__WHAT YOU ARE ASKED TO DO__: Copy the records below exactly, leaving out any pictures.

__RECORD SET__:
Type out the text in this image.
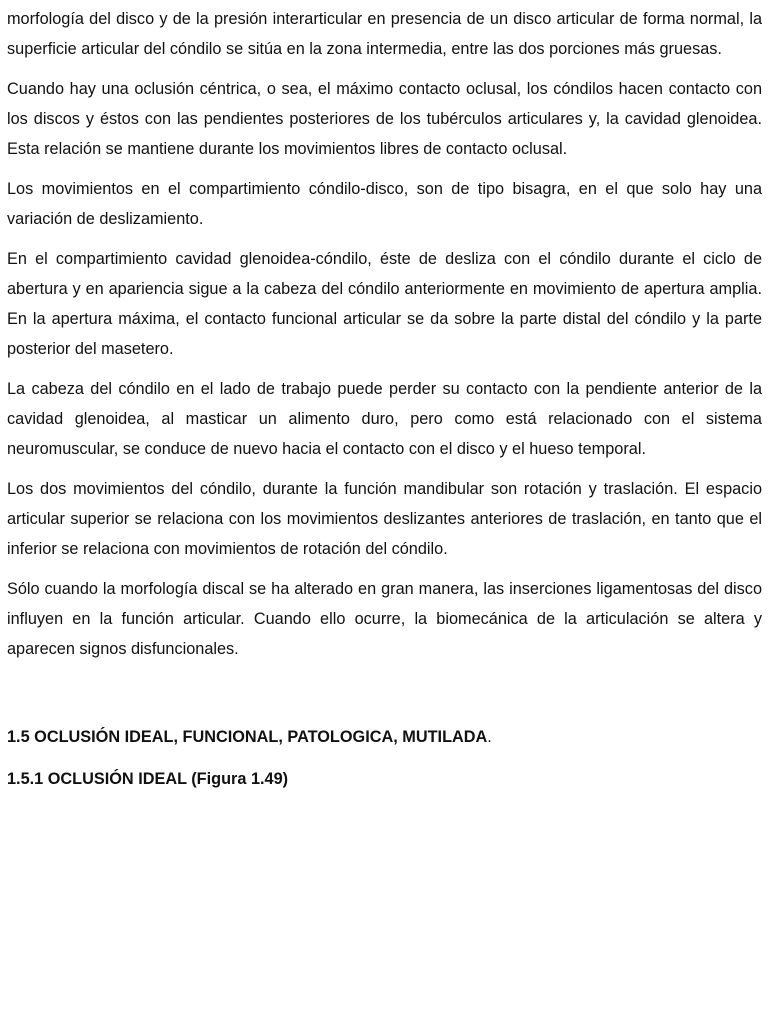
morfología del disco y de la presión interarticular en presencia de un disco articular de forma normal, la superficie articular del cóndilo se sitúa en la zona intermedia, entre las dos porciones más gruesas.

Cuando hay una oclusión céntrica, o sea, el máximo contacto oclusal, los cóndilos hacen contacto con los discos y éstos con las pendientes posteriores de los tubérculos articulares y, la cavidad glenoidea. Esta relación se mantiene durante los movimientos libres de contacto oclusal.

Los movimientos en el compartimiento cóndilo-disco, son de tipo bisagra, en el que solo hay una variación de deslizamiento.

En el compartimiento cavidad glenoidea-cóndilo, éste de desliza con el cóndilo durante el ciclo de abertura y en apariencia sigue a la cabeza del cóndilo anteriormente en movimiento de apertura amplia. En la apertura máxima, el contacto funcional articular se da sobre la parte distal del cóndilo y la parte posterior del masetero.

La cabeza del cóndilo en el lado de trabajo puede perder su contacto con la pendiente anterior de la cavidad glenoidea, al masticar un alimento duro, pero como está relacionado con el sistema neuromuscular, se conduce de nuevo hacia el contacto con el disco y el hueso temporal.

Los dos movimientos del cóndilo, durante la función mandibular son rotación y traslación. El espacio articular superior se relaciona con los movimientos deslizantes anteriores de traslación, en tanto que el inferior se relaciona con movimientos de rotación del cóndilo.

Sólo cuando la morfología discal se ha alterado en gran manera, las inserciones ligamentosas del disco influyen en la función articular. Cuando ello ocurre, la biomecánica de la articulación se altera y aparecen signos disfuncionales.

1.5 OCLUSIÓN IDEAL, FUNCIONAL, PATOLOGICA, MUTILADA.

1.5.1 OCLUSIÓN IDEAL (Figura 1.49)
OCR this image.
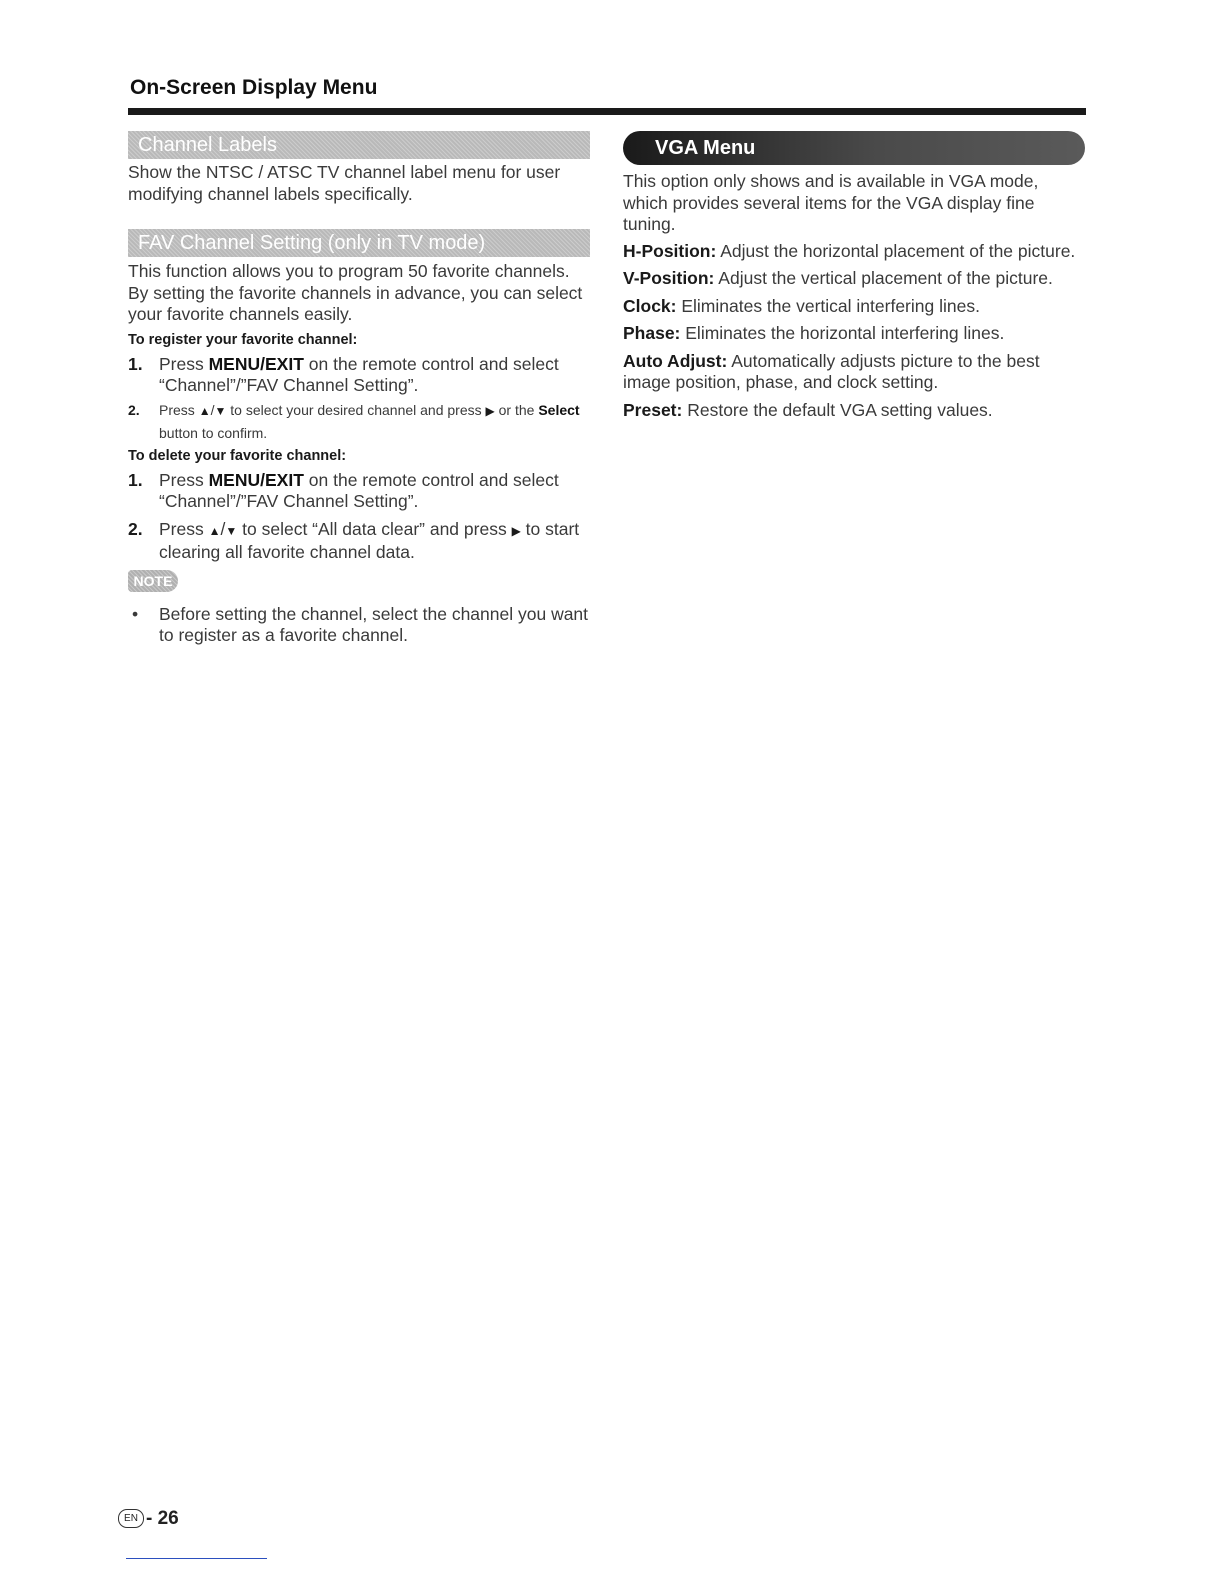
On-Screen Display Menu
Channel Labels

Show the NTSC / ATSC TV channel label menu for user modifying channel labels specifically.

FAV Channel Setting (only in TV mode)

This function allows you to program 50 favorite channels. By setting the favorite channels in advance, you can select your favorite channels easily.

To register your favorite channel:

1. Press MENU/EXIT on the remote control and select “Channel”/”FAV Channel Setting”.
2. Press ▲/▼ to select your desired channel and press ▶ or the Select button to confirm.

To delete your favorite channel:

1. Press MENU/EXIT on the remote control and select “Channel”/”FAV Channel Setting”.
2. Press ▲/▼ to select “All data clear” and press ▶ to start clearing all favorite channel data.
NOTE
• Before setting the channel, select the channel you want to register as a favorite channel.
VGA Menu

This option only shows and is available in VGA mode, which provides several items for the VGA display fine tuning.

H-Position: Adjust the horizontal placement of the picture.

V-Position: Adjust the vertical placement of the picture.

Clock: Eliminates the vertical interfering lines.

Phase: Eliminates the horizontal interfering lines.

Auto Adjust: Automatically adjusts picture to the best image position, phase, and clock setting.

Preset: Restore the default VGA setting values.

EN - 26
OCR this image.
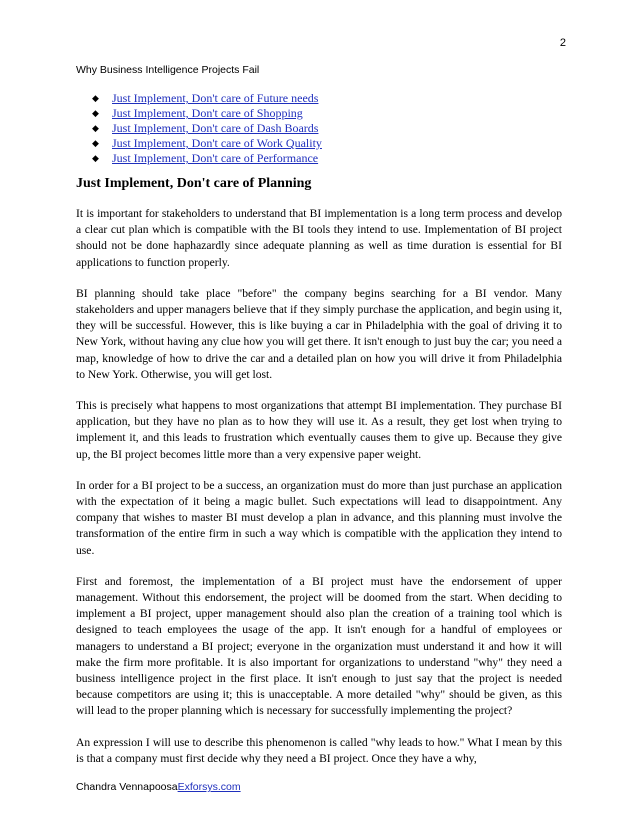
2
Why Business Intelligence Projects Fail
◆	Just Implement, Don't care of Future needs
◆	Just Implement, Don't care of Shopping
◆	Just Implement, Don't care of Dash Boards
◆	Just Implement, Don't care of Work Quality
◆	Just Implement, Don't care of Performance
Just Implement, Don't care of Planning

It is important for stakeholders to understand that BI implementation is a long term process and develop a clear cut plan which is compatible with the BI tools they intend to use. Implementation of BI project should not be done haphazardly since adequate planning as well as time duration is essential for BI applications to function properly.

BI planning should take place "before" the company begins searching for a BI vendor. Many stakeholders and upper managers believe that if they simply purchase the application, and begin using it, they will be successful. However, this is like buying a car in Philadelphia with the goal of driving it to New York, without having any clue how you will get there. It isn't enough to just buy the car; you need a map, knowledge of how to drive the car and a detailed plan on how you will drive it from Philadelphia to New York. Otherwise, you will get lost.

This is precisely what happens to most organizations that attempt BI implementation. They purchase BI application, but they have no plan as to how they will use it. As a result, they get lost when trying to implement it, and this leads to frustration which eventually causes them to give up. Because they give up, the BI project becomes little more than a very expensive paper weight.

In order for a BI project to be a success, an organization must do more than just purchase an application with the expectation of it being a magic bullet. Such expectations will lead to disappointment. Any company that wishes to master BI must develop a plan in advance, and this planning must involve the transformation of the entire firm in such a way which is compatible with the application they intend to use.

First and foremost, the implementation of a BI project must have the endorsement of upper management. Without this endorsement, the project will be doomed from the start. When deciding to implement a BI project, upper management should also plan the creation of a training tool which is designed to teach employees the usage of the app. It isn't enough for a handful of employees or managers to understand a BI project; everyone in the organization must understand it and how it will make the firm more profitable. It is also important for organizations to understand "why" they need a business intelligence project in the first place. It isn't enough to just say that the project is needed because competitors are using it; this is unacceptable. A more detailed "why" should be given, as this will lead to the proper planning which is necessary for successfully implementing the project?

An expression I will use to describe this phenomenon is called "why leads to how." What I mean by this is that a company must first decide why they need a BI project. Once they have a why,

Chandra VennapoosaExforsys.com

__EXPECTED ANSWER__:
Type out the text in this image.
morfología del disco y de la presión interarticular en presencia de un disco articular de forma normal, la superficie articular del cóndilo se sitúa en la zona intermedia, entre las dos porciones más gruesas.

Cuando hay una oclusión céntrica, o sea, el máximo contacto oclusal, los cóndilos hacen contacto con los discos y éstos con las pendientes posteriores de los tubérculos articulares y, la cavidad glenoidea. Esta relación se mantiene durante los movimientos libres de contacto oclusal.

Los movimientos en el compartimiento cóndilo-disco, son de tipo bisagra, en el que solo hay una variación de deslizamiento.

En el compartimiento cavidad glenoidea-cóndilo, éste de desliza con el cóndilo durante el ciclo de abertura y en apariencia sigue a la cabeza del cóndilo anteriormente en movimiento de apertura amplia. En la apertura máxima, el contacto funcional articular se da sobre la parte distal del cóndilo y la parte posterior del masetero.

La cabeza del cóndilo en el lado de trabajo puede perder su contacto con la pendiente anterior de la cavidad glenoidea, al masticar un alimento duro, pero como está relacionado con el sistema neuromuscular, se conduce de nuevo hacia el contacto con el disco y el hueso temporal.

Los dos movimientos del cóndilo, durante la función mandibular son rotación y traslación. El espacio articular superior se relaciona con los movimientos deslizantes anteriores de traslación, en tanto que el inferior se relaciona con movimientos de rotación del cóndilo.

Sólo cuando la morfología discal se ha alterado en gran manera, las inserciones ligamentosas del disco influyen en la función articular. Cuando ello ocurre, la biomecánica de la articulación se altera y aparecen signos disfuncionales.

1.5 OCLUSIÓN IDEAL, FUNCIONAL, PATOLOGICA, MUTILADA.

1.5.1 OCLUSIÓN IDEAL (Figura 1.49)
OCR this image.
On-Screen Display Menu
Channel Labels

Show the NTSC / ATSC TV channel label menu for user modifying channel labels specifically.

FAV Channel Setting (only in TV mode)

This function allows you to program 50 favorite channels. By setting the favorite channels in advance, you can select your favorite channels easily.

To register your favorite channel:

1. Press MENU/EXIT on the remote control and select “Channel”/”FAV Channel Setting”.
2. Press ▲/▼ to select your desired channel and press ▶ or the Select button to confirm.

To delete your favorite channel:

1. Press MENU/EXIT on the remote control and select “Channel”/”FAV Channel Setting”.
2. Press ▲/▼ to select “All data clear” and press ▶ to start clearing all favorite channel data.
NOTE
• Before setting the channel, select the channel you want to register as a favorite channel.
VGA Menu

This option only shows and is available in VGA mode, which provides several items for the VGA display fine tuning.

H-Position: Adjust the horizontal placement of the picture.

V-Position: Adjust the vertical placement of the picture.

Clock: Eliminates the vertical interfering lines.

Phase: Eliminates the horizontal interfering lines.

Auto Adjust: Automatically adjusts picture to the best image position, phase, and clock setting.

Preset: Restore the default VGA setting values.

EN - 26
OCR this image.
2
Why Business Intelligence Projects Fail
◆	Just Implement, Don't care of Future needs
◆	Just Implement, Don't care of Shopping
◆	Just Implement, Don't care of Dash Boards
◆	Just Implement, Don't care of Work Quality
◆	Just Implement, Don't care of Performance
Just Implement, Don't care of Planning

It is important for stakeholders to understand that BI implementation is a long term process and develop a clear cut plan which is compatible with the BI tools they intend to use. Implementation of BI project should not be done haphazardly since adequate planning as well as time duration is essential for BI applications to function properly.

BI planning should take place "before" the company begins searching for a BI vendor. Many stakeholders and upper managers believe that if they simply purchase the application, and begin using it, they will be successful. However, this is like buying a car in Philadelphia with the goal of driving it to New York, without having any clue how you will get there. It isn't enough to just buy the car; you need a map, knowledge of how to drive the car and a detailed plan on how you will drive it from Philadelphia to New York. Otherwise, you will get lost.

This is precisely what happens to most organizations that attempt BI implementation. They purchase BI application, but they have no plan as to how they will use it. As a result, they get lost when trying to implement it, and this leads to frustration which eventually causes them to give up. Because they give up, the BI project becomes little more than a very expensive paper weight.

In order for a BI project to be a success, an organization must do more than just purchase an application with the expectation of it being a magic bullet. Such expectations will lead to disappointment. Any company that wishes to master BI must develop a plan in advance, and this planning must involve the transformation of the entire firm in such a way which is compatible with the application they intend to use.

First and foremost, the implementation of a BI project must have the endorsement of upper management. Without this endorsement, the project will be doomed from the start. When deciding to implement a BI project, upper management should also plan the creation of a training tool which is designed to teach employees the usage of the app. It isn't enough for a handful of employees or managers to understand a BI project; everyone in the organization must understand it and how it will make the firm more profitable. It is also important for organizations to understand "why" they need a business intelligence project in the first place. It isn't enough to just say that the project is needed because competitors are using it; this is unacceptable. A more detailed "why" should be given, as this will lead to the proper planning which is necessary for successfully implementing the project?

An expression I will use to describe this phenomenon is called "why leads to how." What I mean by this is that a company must first decide why they need a BI project. Once they have a why,

Chandra VennapoosaExforsys.com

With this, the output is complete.